(What you need to do):
Quote the entries that follow exactly, leaving none out.

(Recorded information):
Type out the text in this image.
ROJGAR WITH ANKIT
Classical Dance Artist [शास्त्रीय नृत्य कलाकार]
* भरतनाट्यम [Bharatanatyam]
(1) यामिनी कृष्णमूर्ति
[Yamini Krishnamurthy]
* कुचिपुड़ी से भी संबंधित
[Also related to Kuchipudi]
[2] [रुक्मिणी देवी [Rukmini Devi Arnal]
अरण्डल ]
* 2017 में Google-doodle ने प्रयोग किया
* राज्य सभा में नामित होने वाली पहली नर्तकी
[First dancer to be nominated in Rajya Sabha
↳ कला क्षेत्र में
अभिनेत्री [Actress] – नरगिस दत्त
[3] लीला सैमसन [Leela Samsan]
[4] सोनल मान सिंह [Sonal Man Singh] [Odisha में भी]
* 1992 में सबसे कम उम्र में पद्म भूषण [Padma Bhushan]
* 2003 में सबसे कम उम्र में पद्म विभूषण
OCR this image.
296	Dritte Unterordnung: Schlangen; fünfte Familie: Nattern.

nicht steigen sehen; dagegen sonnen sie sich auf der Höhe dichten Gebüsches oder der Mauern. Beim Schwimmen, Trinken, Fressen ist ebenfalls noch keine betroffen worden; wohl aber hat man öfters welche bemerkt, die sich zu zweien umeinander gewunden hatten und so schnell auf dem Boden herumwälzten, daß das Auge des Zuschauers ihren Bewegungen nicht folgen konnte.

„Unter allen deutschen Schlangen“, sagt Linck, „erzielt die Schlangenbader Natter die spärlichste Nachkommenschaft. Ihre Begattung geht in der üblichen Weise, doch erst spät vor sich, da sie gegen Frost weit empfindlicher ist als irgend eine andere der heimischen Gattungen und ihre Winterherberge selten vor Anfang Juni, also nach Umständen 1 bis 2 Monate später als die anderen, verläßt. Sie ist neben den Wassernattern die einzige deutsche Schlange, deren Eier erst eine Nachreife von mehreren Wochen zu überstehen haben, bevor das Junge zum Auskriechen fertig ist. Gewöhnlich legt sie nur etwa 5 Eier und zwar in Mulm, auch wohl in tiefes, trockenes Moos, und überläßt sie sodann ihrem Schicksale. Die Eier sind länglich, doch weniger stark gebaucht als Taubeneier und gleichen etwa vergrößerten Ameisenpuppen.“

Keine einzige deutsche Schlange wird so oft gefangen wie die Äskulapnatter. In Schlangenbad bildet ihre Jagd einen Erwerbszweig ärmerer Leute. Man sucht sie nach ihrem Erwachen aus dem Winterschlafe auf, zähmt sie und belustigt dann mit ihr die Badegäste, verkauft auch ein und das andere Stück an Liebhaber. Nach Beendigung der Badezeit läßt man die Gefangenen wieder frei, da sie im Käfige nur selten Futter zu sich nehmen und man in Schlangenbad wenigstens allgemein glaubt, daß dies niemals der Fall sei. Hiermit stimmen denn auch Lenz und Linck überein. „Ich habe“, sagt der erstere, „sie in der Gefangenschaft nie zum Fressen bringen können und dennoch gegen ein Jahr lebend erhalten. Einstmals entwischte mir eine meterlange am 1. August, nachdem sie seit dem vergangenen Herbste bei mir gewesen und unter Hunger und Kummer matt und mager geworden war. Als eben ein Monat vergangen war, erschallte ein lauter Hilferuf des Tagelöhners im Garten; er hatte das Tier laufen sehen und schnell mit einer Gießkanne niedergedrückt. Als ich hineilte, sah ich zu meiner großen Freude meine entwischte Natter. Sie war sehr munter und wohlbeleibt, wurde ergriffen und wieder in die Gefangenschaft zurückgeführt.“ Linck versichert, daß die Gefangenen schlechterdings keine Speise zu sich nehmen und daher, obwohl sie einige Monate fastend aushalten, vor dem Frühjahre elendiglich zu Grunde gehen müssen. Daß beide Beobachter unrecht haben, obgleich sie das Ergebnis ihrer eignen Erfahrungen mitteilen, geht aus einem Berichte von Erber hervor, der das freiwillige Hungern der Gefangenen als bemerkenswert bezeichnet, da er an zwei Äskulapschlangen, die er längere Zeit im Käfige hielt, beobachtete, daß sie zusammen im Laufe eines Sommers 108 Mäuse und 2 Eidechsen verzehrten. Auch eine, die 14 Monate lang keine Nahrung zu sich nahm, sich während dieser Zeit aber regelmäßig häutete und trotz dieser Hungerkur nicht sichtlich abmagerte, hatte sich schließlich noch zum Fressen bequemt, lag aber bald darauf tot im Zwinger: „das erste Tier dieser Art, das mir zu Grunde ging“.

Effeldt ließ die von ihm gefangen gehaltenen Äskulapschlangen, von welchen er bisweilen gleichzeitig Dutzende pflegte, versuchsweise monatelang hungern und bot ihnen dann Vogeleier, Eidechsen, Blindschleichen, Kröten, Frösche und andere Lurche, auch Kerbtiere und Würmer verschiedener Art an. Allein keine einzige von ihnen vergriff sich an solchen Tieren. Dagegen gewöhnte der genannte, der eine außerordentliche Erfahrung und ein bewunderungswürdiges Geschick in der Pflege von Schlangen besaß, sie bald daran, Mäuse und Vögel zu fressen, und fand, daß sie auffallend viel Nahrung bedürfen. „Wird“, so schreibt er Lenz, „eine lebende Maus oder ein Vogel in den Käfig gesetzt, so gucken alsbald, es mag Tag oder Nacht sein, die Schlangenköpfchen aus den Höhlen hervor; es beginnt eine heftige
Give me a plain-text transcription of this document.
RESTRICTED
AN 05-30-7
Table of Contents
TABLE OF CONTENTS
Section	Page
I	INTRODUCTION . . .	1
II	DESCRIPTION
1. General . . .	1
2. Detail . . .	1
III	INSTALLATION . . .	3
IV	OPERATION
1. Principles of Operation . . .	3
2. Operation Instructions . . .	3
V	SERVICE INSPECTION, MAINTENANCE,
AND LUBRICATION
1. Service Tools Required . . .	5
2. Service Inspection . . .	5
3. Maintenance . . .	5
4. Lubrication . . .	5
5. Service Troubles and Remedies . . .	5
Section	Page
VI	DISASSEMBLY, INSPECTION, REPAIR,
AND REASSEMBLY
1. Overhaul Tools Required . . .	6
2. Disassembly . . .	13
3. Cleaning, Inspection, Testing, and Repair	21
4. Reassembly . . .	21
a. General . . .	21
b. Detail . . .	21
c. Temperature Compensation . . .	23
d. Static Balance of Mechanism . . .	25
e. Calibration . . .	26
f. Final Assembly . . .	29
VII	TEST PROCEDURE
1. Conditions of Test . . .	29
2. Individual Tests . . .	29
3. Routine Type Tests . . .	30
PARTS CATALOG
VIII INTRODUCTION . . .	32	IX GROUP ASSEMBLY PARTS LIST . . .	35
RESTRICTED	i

(Finished answer):
Type out the text in this image.
ROJGAR WITH ANKIT
Classical Dance Artist [शास्त्रीय नृत्य कलाकार]
* भरतनाट्यम [Bharatanatyam]
(1) यामिनी कृष्णमूर्ति
[Yamini Krishnamurthy]
* कुचिपुड़ी से भी संबंधित
[Also related to Kuchipudi]
[2] [रुक्मिणी देवी [Rukmini Devi Arnal]
अरण्डल ]
* 2017 में Google-doodle ने प्रयोग किया
* राज्य सभा में नामित होने वाली पहली नर्तकी
[First dancer to be nominated in Rajya Sabha
↳ कला क्षेत्र में
अभिनेत्री [Actress] – नरगिस दत्त
[3] लीला सैमसन [Leela Samsan]
[4] सोनल मान सिंह [Sonal Man Singh] [Odisha में भी]
* 1992 में सबसे कम उम्र में पद्म भूषण [Padma Bhushan]
* 2003 में सबसे कम उम्र में पद्म विभूषण
OCR this image.
296	Dritte Unterordnung: Schlangen; fünfte Familie: Nattern.

nicht steigen sehen; dagegen sonnen sie sich auf der Höhe dichten Gebüsches oder der Mauern. Beim Schwimmen, Trinken, Fressen ist ebenfalls noch keine betroffen worden; wohl aber hat man öfters welche bemerkt, die sich zu zweien umeinander gewunden hatten und so schnell auf dem Boden herumwälzten, daß das Auge des Zuschauers ihren Bewegungen nicht folgen konnte.

„Unter allen deutschen Schlangen“, sagt Linck, „erzielt die Schlangenbader Natter die spärlichste Nachkommenschaft. Ihre Begattung geht in der üblichen Weise, doch erst spät vor sich, da sie gegen Frost weit empfindlicher ist als irgend eine andere der heimischen Gattungen und ihre Winterherberge selten vor Anfang Juni, also nach Umständen 1 bis 2 Monate später als die anderen, verläßt. Sie ist neben den Wassernattern die einzige deutsche Schlange, deren Eier erst eine Nachreife von mehreren Wochen zu überstehen haben, bevor das Junge zum Auskriechen fertig ist. Gewöhnlich legt sie nur etwa 5 Eier und zwar in Mulm, auch wohl in tiefes, trockenes Moos, und überläßt sie sodann ihrem Schicksale. Die Eier sind länglich, doch weniger stark gebaucht als Taubeneier und gleichen etwa vergrößerten Ameisenpuppen.“

Keine einzige deutsche Schlange wird so oft gefangen wie die Äskulapnatter. In Schlangenbad bildet ihre Jagd einen Erwerbszweig ärmerer Leute. Man sucht sie nach ihrem Erwachen aus dem Winterschlafe auf, zähmt sie und belustigt dann mit ihr die Badegäste, verkauft auch ein und das andere Stück an Liebhaber. Nach Beendigung der Badezeit läßt man die Gefangenen wieder frei, da sie im Käfige nur selten Futter zu sich nehmen und man in Schlangenbad wenigstens allgemein glaubt, daß dies niemals der Fall sei. Hiermit stimmen denn auch Lenz und Linck überein. „Ich habe“, sagt der erstere, „sie in der Gefangenschaft nie zum Fressen bringen können und dennoch gegen ein Jahr lebend erhalten. Einstmals entwischte mir eine meterlange am 1. August, nachdem sie seit dem vergangenen Herbste bei mir gewesen und unter Hunger und Kummer matt und mager geworden war. Als eben ein Monat vergangen war, erschallte ein lauter Hilferuf des Tagelöhners im Garten; er hatte das Tier laufen sehen und schnell mit einer Gießkanne niedergedrückt. Als ich hineilte, sah ich zu meiner großen Freude meine entwischte Natter. Sie war sehr munter und wohlbeleibt, wurde ergriffen und wieder in die Gefangenschaft zurückgeführt.“ Linck versichert, daß die Gefangenen schlechterdings keine Speise zu sich nehmen und daher, obwohl sie einige Monate fastend aushalten, vor dem Frühjahre elendiglich zu Grunde gehen müssen. Daß beide Beobachter unrecht haben, obgleich sie das Ergebnis ihrer eignen Erfahrungen mitteilen, geht aus einem Berichte von Erber hervor, der das freiwillige Hungern der Gefangenen als bemerkenswert bezeichnet, da er an zwei Äskulapschlangen, die er längere Zeit im Käfige hielt, beobachtete, daß sie zusammen im Laufe eines Sommers 108 Mäuse und 2 Eidechsen verzehrten. Auch eine, die 14 Monate lang keine Nahrung zu sich nahm, sich während dieser Zeit aber regelmäßig häutete und trotz dieser Hungerkur nicht sichtlich abmagerte, hatte sich schließlich noch zum Fressen bequemt, lag aber bald darauf tot im Zwinger: „das erste Tier dieser Art, das mir zu Grunde ging“.

Effeldt ließ die von ihm gefangen gehaltenen Äskulapschlangen, von welchen er bisweilen gleichzeitig Dutzende pflegte, versuchsweise monatelang hungern und bot ihnen dann Vogeleier, Eidechsen, Blindschleichen, Kröten, Frösche und andere Lurche, auch Kerbtiere und Würmer verschiedener Art an. Allein keine einzige von ihnen vergriff sich an solchen Tieren. Dagegen gewöhnte der genannte, der eine außerordentliche Erfahrung und ein bewunderungswürdiges Geschick in der Pflege von Schlangen besaß, sie bald daran, Mäuse und Vögel zu fressen, und fand, daß sie auffallend viel Nahrung bedürfen. „Wird“, so schreibt er Lenz, „eine lebende Maus oder ein Vogel in den Käfig gesetzt, so gucken alsbald, es mag Tag oder Nacht sein, die Schlangenköpfchen aus den Höhlen hervor; es beginnt eine heftige
Give me a plain-text transcription of this document.
RESTRICTED
AN 05-30-7
Table of Contents
TABLE OF CONTENTS
Section	Page
I	INTRODUCTION . . .	1
II	DESCRIPTION
1. General . . .	1
2. Detail . . .	1
III	INSTALLATION . . .	3
IV	OPERATION
1. Principles of Operation . . .	3
2. Operation Instructions . . .	3
V	SERVICE INSPECTION, MAINTENANCE,
AND LUBRICATION
1. Service Tools Required . . .	5
2. Service Inspection . . .	5
3. Maintenance . . .	5
4. Lubrication . . .	5
5. Service Troubles and Remedies . . .	5
Section	Page
VI	DISASSEMBLY, INSPECTION, REPAIR,
AND REASSEMBLY
1. Overhaul Tools Required . . .	6
2. Disassembly . . .	13
3. Cleaning, Inspection, Testing, and Repair	21
4. Reassembly . . .	21
a. General . . .	21
b. Detail . . .	21
c. Temperature Compensation . . .	23
d. Static Balance of Mechanism . . .	25
e. Calibration . . .	26
f. Final Assembly . . .	29
VII	TEST PROCEDURE
1. Conditions of Test . . .	29
2. Individual Tests . . .	29
3. Routine Type Tests . . .	30
PARTS CATALOG
VIII INTRODUCTION . . .	32	IX GROUP ASSEMBLY PARTS LIST . . .	35
RESTRICTED	i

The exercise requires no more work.